== Exercise aim ==
Report every line from the material that contains the word "false".

== Recorded data ==
************

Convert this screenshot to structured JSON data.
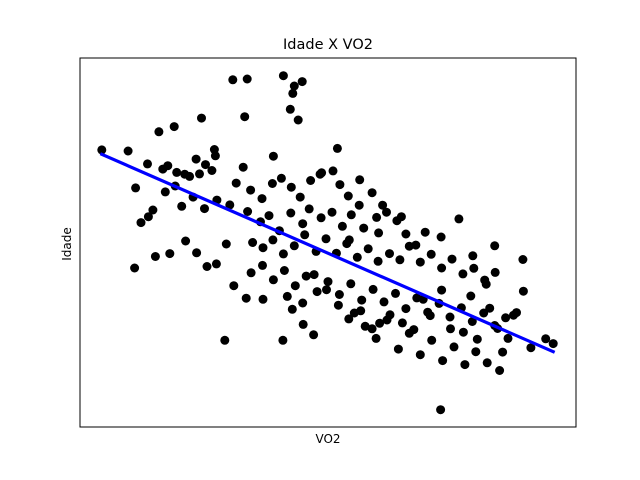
{
  "chart_data": {
    "type": "scatter",
    "title": "Idade X VO2",
    "xlabel": "VO2",
    "ylabel": "Idade",
    "xticks": false,
    "yticks": false,
    "xlim": [
      0,
      100
    ],
    "ylim": [
      0,
      100
    ],
    "grid": false,
    "colors": {
      "points": "#000000",
      "fit_line": "#0000ff",
      "frame": "#000000",
      "background": "#ffffff"
    },
    "fit_line": {
      "x": [
        4.4,
        95.4
      ],
      "y": [
        73.9,
        20.4
      ]
    },
    "points": [
      [
        4.4,
        75.1
      ],
      [
        9.7,
        74.8
      ],
      [
        13.6,
        71.3
      ],
      [
        16.7,
        69.9
      ],
      [
        19.5,
        69.0
      ],
      [
        22.1,
        67.9
      ],
      [
        24.1,
        68.6
      ],
      [
        26.6,
        69.5
      ],
      [
        13.8,
        57.0
      ],
      [
        11.2,
        64.8
      ],
      [
        17.7,
        70.8
      ],
      [
        19.2,
        65.3
      ],
      [
        21.1,
        68.5
      ],
      [
        23.4,
        72.6
      ],
      [
        25.3,
        71.1
      ],
      [
        27.3,
        73.5
      ],
      [
        12.3,
        55.4
      ],
      [
        14.7,
        58.8
      ],
      [
        17.2,
        63.7
      ],
      [
        20.5,
        59.8
      ],
      [
        22.8,
        62.3
      ],
      [
        25.1,
        59.2
      ],
      [
        27.6,
        61.5
      ],
      [
        30.2,
        60.2
      ],
      [
        11.0,
        43.1
      ],
      [
        15.2,
        46.2
      ],
      [
        18.1,
        47.0
      ],
      [
        21.3,
        50.4
      ],
      [
        23.5,
        47.2
      ],
      [
        25.6,
        43.5
      ],
      [
        27.5,
        44.2
      ],
      [
        29.5,
        49.6
      ],
      [
        15.9,
        80.0
      ],
      [
        19.0,
        81.4
      ],
      [
        24.5,
        83.7
      ],
      [
        27.1,
        75.2
      ],
      [
        30.8,
        94.1
      ],
      [
        33.7,
        94.3
      ],
      [
        33.2,
        84.1
      ],
      [
        39.0,
        73.4
      ],
      [
        41.0,
        95.2
      ],
      [
        42.4,
        86.1
      ],
      [
        43.2,
        92.4
      ],
      [
        44.8,
        93.6
      ],
      [
        44.0,
        83.2
      ],
      [
        42.9,
        90.4
      ],
      [
        51.9,
        75.5
      ],
      [
        48.7,
        68.9
      ],
      [
        32.9,
        70.4
      ],
      [
        31.5,
        66.1
      ],
      [
        34.4,
        64.2
      ],
      [
        36.7,
        61.9
      ],
      [
        38.8,
        66.0
      ],
      [
        40.6,
        67.4
      ],
      [
        42.6,
        65.0
      ],
      [
        44.4,
        62.3
      ],
      [
        46.5,
        66.8
      ],
      [
        48.4,
        68.5
      ],
      [
        51.0,
        69.4
      ],
      [
        52.4,
        65.7
      ],
      [
        54.1,
        62.6
      ],
      [
        56.4,
        67.0
      ],
      [
        58.9,
        63.5
      ],
      [
        61.0,
        60.1
      ],
      [
        33.8,
        58.4
      ],
      [
        36.4,
        55.6
      ],
      [
        38.1,
        57.3
      ],
      [
        40.2,
        53.2
      ],
      [
        42.5,
        58.0
      ],
      [
        44.9,
        55.1
      ],
      [
        46.2,
        59.1
      ],
      [
        48.6,
        56.7
      ],
      [
        50.8,
        58.2
      ],
      [
        52.9,
        54.4
      ],
      [
        54.7,
        57.5
      ],
      [
        57.2,
        53.9
      ],
      [
        59.8,
        56.8
      ],
      [
        61.8,
        58.2
      ],
      [
        63.9,
        55.9
      ],
      [
        65.7,
        52.3
      ],
      [
        34.8,
        50.0
      ],
      [
        36.9,
        48.6
      ],
      [
        38.9,
        50.7
      ],
      [
        41.0,
        46.9
      ],
      [
        43.2,
        49.1
      ],
      [
        45.3,
        52.1
      ],
      [
        47.6,
        47.6
      ],
      [
        49.6,
        51.0
      ],
      [
        51.7,
        47.1
      ],
      [
        53.8,
        49.7
      ],
      [
        55.9,
        46.0
      ],
      [
        58.1,
        48.3
      ],
      [
        60.1,
        44.9
      ],
      [
        62.4,
        47.0
      ],
      [
        64.5,
        45.3
      ],
      [
        66.4,
        49.0
      ],
      [
        68.6,
        44.7
      ],
      [
        70.8,
        46.8
      ],
      [
        72.9,
        43.1
      ],
      [
        75.0,
        45.5
      ],
      [
        77.2,
        41.5
      ],
      [
        79.4,
        43.0
      ],
      [
        81.6,
        39.8
      ],
      [
        83.7,
        41.9
      ],
      [
        34.5,
        41.8
      ],
      [
        36.8,
        43.8
      ],
      [
        39.0,
        39.9
      ],
      [
        41.2,
        42.4
      ],
      [
        43.4,
        38.3
      ],
      [
        45.6,
        40.9
      ],
      [
        47.8,
        36.7
      ],
      [
        50.0,
        39.4
      ],
      [
        52.3,
        35.9
      ],
      [
        54.6,
        38.8
      ],
      [
        56.8,
        34.4
      ],
      [
        59.1,
        37.3
      ],
      [
        61.3,
        33.9
      ],
      [
        63.6,
        36.2
      ],
      [
        65.7,
        32.1
      ],
      [
        67.9,
        35.0
      ],
      [
        70.1,
        31.1
      ],
      [
        72.4,
        33.5
      ],
      [
        74.6,
        29.8
      ],
      [
        76.9,
        32.3
      ],
      [
        79.1,
        28.6
      ],
      [
        81.4,
        30.9
      ],
      [
        83.6,
        27.5
      ],
      [
        85.8,
        29.6
      ],
      [
        45.0,
        27.8
      ],
      [
        47.1,
        25.0
      ],
      [
        55.3,
        30.9
      ],
      [
        57.5,
        27.3
      ],
      [
        59.7,
        24.0
      ],
      [
        61.9,
        29.0
      ],
      [
        64.2,
        21.1
      ],
      [
        66.4,
        25.4
      ],
      [
        68.6,
        19.6
      ],
      [
        70.9,
        23.5
      ],
      [
        73.1,
        18.0
      ],
      [
        75.4,
        21.7
      ],
      [
        77.6,
        16.9
      ],
      [
        79.8,
        20.4
      ],
      [
        82.1,
        17.4
      ],
      [
        84.6,
        15.3
      ],
      [
        88.0,
        31.0
      ],
      [
        89.4,
        36.8
      ],
      [
        90.9,
        21.5
      ],
      [
        93.9,
        23.9
      ],
      [
        95.4,
        22.6
      ],
      [
        89.3,
        45.4
      ],
      [
        83.6,
        49.1
      ],
      [
        79.2,
        46.4
      ],
      [
        76.4,
        56.4
      ],
      [
        72.8,
        51.5
      ],
      [
        69.6,
        52.8
      ],
      [
        67.7,
        49.3
      ],
      [
        64.8,
        57.0
      ],
      [
        60.2,
        52.6
      ],
      [
        56.3,
        60.1
      ],
      [
        54.3,
        50.7
      ],
      [
        31.0,
        38.3
      ],
      [
        33.5,
        34.9
      ],
      [
        36.9,
        34.6
      ],
      [
        41.8,
        35.4
      ],
      [
        42.8,
        31.9
      ],
      [
        44.9,
        33.6
      ],
      [
        47.2,
        41.3
      ],
      [
        49.7,
        37.2
      ],
      [
        52.1,
        33.0
      ],
      [
        54.2,
        29.3
      ],
      [
        56.6,
        31.5
      ],
      [
        58.9,
        26.6
      ],
      [
        60.4,
        28.1
      ],
      [
        62.5,
        30.4
      ],
      [
        65.0,
        28.2
      ],
      [
        67.3,
        26.4
      ],
      [
        69.2,
        34.6
      ],
      [
        70.6,
        30.2
      ],
      [
        72.9,
        37.1
      ],
      [
        74.7,
        26.6
      ],
      [
        77.3,
        25.7
      ],
      [
        78.8,
        35.5
      ],
      [
        80.1,
        23.8
      ],
      [
        81.9,
        38.7
      ],
      [
        84.2,
        26.7
      ],
      [
        86.3,
        24.0
      ],
      [
        87.4,
        30.3
      ],
      [
        85.2,
        20.3
      ],
      [
        82.6,
        32.2
      ],
      [
        72.7,
        4.7
      ],
      [
        29.2,
        23.5
      ],
      [
        40.9,
        23.5
      ]
    ]
  }
}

************

== In response ==
    "xticks": false,
    "yticks": false,
    "grid": false,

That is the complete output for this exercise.